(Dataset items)
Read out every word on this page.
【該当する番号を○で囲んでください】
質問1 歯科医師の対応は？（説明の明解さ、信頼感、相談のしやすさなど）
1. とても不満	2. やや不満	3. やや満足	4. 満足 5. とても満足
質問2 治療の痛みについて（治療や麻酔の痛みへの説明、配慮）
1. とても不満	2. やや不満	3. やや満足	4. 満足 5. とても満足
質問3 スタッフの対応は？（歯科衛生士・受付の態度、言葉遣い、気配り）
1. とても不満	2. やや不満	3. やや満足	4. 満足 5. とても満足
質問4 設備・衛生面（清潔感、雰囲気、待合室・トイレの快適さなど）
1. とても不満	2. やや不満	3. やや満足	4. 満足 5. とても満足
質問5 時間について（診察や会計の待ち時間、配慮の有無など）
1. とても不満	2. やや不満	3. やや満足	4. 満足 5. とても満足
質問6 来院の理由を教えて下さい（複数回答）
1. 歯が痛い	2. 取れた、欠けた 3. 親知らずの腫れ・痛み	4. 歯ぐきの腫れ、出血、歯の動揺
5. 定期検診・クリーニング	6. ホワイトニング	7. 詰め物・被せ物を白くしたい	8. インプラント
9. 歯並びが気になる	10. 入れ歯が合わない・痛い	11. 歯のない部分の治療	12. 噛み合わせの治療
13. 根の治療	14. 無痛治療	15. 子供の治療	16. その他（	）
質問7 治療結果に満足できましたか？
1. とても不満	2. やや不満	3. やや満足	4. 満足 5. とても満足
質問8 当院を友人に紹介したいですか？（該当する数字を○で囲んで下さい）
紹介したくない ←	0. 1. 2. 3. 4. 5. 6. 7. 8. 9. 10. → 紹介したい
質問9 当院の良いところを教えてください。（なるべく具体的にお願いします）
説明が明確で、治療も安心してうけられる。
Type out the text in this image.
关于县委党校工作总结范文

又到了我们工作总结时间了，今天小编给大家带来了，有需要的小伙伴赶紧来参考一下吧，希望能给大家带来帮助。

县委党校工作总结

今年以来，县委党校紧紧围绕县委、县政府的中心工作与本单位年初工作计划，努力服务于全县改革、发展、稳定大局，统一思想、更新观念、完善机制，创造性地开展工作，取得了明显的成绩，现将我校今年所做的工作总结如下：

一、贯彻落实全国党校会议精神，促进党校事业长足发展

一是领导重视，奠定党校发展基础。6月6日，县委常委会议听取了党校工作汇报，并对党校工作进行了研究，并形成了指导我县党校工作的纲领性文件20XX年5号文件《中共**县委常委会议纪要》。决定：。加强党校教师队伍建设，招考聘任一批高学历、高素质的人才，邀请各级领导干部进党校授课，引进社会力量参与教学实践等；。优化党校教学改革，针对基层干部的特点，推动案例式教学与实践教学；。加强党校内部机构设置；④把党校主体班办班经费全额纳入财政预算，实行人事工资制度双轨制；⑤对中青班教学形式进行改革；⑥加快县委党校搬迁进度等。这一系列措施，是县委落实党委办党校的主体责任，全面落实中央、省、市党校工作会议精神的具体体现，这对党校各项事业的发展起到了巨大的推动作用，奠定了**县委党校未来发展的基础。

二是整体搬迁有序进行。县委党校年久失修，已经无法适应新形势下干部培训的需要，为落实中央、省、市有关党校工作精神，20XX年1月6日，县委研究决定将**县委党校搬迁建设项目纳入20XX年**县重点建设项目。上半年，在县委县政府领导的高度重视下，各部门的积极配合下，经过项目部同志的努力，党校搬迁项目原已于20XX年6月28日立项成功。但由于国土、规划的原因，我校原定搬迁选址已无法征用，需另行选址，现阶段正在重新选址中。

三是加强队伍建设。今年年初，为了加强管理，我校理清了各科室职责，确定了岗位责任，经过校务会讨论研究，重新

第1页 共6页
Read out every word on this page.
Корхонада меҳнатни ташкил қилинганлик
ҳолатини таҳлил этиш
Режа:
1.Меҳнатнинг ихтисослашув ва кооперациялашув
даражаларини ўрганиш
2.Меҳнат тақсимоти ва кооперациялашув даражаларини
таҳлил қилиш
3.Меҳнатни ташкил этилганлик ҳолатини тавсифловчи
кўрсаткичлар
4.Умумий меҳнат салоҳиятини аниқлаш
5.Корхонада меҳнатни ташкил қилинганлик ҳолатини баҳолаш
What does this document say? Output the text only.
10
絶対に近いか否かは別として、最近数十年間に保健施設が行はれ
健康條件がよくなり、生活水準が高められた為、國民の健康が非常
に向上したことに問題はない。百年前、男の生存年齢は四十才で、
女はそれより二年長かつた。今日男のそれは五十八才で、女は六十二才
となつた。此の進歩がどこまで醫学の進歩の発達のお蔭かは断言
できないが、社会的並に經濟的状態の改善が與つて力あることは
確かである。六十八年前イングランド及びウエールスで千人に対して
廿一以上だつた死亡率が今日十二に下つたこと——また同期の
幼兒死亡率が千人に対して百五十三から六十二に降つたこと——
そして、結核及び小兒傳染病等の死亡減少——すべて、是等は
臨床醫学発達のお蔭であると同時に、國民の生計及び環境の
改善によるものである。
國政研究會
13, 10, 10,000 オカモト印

§ Task goal
Print all of the data exactly as it was given.

§ Result
Read out every word on this page.
【該当する番号を○で囲んでください】
質問1 歯科医師の対応は？（説明の明解さ、信頼感、相談のしやすさなど）
1. とても不満	2. やや不満	3. やや満足	4. 満足 5. とても満足
質問2 治療の痛みについて（治療や麻酔の痛みへの説明、配慮）
1. とても不満	2. やや不満	3. やや満足	4. 満足 5. とても満足
質問3 スタッフの対応は？（歯科衛生士・受付の態度、言葉遣い、気配り）
1. とても不満	2. やや不満	3. やや満足	4. 満足 5. とても満足
質問4 設備・衛生面（清潔感、雰囲気、待合室・トイレの快適さなど）
1. とても不満	2. やや不満	3. やや満足	4. 満足 5. とても満足
質問5 時間について（診察や会計の待ち時間、配慮の有無など）
1. とても不満	2. やや不満	3. やや満足	4. 満足 5. とても満足
質問6 来院の理由を教えて下さい（複数回答）
1. 歯が痛い	2. 取れた、欠けた 3. 親知らずの腫れ・痛み	4. 歯ぐきの腫れ、出血、歯の動揺
5. 定期検診・クリーニング	6. ホワイトニング	7. 詰め物・被せ物を白くしたい	8. インプラント
9. 歯並びが気になる	10. 入れ歯が合わない・痛い	11. 歯のない部分の治療	12. 噛み合わせの治療
13. 根の治療	14. 無痛治療	15. 子供の治療	16. その他（	）
質問7 治療結果に満足できましたか？
1. とても不満	2. やや不満	3. やや満足	4. 満足 5. とても満足
質問8 当院を友人に紹介したいですか？（該当する数字を○で囲んで下さい）
紹介したくない ←	0. 1. 2. 3. 4. 5. 6. 7. 8. 9. 10. → 紹介したい
質問9 当院の良いところを教えてください。（なるべく具体的にお願いします）
説明が明確で、治療も安心してうけられる。
Type out the text in this image.
关于县委党校工作总结范文

又到了我们工作总结时间了，今天小编给大家带来了，有需要的小伙伴赶紧来参考一下吧，希望能给大家带来帮助。

县委党校工作总结

今年以来，县委党校紧紧围绕县委、县政府的中心工作与本单位年初工作计划，努力服务于全县改革、发展、稳定大局，统一思想、更新观念、完善机制，创造性地开展工作，取得了明显的成绩，现将我校今年所做的工作总结如下：

一、贯彻落实全国党校会议精神，促进党校事业长足发展

一是领导重视，奠定党校发展基础。6月6日，县委常委会议听取了党校工作汇报，并对党校工作进行了研究，并形成了指导我县党校工作的纲领性文件20XX年5号文件《中共**县委常委会议纪要》。决定：。加强党校教师队伍建设，招考聘任一批高学历、高素质的人才，邀请各级领导干部进党校授课，引进社会力量参与教学实践等；。优化党校教学改革，针对基层干部的特点，推动案例式教学与实践教学；。加强党校内部机构设置；④把党校主体班办班经费全额纳入财政预算，实行人事工资制度双轨制；⑤对中青班教学形式进行改革；⑥加快县委党校搬迁进度等。这一系列措施，是县委落实党委办党校的主体责任，全面落实中央、省、市党校工作会议精神的具体体现，这对党校各项事业的发展起到了巨大的推动作用，奠定了**县委党校未来发展的基础。

二是整体搬迁有序进行。县委党校年久失修，已经无法适应新形势下干部培训的需要，为落实中央、省、市有关党校工作精神，20XX年1月6日，县委研究决定将**县委党校搬迁建设项目纳入20XX年**县重点建设项目。上半年，在县委县政府领导的高度重视下，各部门的积极配合下，经过项目部同志的努力，党校搬迁项目原已于20XX年6月28日立项成功。但由于国土、规划的原因，我校原定搬迁选址已无法征用，需另行选址，现阶段正在重新选址中。

三是加强队伍建设。今年年初，为了加强管理，我校理清了各科室职责，确定了岗位责任，经过校务会讨论研究，重新

第1页 共6页
Read out every word on this page.
Корхонада меҳнатни ташкил қилинганлик
ҳолатини таҳлил этиш
Режа:
1.Меҳнатнинг ихтисослашув ва кооперациялашув
даражаларини ўрганиш
2.Меҳнат тақсимоти ва кооперациялашув даражаларини
таҳлил қилиш
3.Меҳнатни ташкил этилганлик ҳолатини тавсифловчи
кўрсаткичлар
4.Умумий меҳнат салоҳиятини аниқлаш
5.Корхонада меҳнатни ташкил қилинганлик ҳолатини баҳолаш
What does this document say? Output the text only.
10
絶対に近いか否かは別として、最近数十年間に保健施設が行はれ
健康條件がよくなり、生活水準が高められた為、國民の健康が非常
に向上したことに問題はない。百年前、男の生存年齢は四十才で、
女はそれより二年長かつた。今日男のそれは五十八才で、女は六十二才
となつた。此の進歩がどこまで醫学の進歩の発達のお蔭かは断言
できないが、社会的並に經濟的状態の改善が與つて力あることは
確かである。六十八年前イングランド及びウエールスで千人に対して
廿一以上だつた死亡率が今日十二に下つたこと——また同期の
幼兒死亡率が千人に対して百五十三から六十二に降つたこと——
そして、結核及び小兒傳染病等の死亡減少——すべて、是等は
臨床醫学発達のお蔭であると同時に、國民の生計及び環境の
改善によるものである。
國政研究會
13, 10, 10,000 オカモト印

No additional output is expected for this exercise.